*WRITTEN REQUEST:* Determine the count of lines holding the string "serie". Return only the number.

*AVAILABLE RECORDS:*
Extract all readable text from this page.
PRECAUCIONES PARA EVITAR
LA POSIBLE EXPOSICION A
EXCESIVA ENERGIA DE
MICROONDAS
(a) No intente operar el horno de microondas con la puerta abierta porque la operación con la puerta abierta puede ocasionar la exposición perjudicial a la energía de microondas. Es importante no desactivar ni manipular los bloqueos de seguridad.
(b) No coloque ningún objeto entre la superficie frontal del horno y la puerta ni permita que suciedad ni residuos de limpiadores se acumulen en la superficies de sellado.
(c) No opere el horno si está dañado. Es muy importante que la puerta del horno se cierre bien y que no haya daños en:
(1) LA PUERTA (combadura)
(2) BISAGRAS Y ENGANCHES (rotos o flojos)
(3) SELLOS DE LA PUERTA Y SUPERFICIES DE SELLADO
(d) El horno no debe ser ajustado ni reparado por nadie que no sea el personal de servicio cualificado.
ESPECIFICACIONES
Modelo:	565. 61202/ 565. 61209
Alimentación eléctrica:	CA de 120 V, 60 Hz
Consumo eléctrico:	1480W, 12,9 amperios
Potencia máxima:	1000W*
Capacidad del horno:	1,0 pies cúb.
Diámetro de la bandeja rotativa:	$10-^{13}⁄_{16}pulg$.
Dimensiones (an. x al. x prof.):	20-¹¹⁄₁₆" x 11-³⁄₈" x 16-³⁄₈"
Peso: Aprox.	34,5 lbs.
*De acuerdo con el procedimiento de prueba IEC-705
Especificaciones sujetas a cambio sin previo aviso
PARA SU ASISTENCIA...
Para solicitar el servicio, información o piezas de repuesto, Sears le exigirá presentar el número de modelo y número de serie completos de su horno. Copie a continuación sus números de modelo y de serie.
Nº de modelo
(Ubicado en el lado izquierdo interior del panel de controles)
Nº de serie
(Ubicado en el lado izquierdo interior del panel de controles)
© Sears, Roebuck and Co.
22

*CORRECT RESPONSE:* 2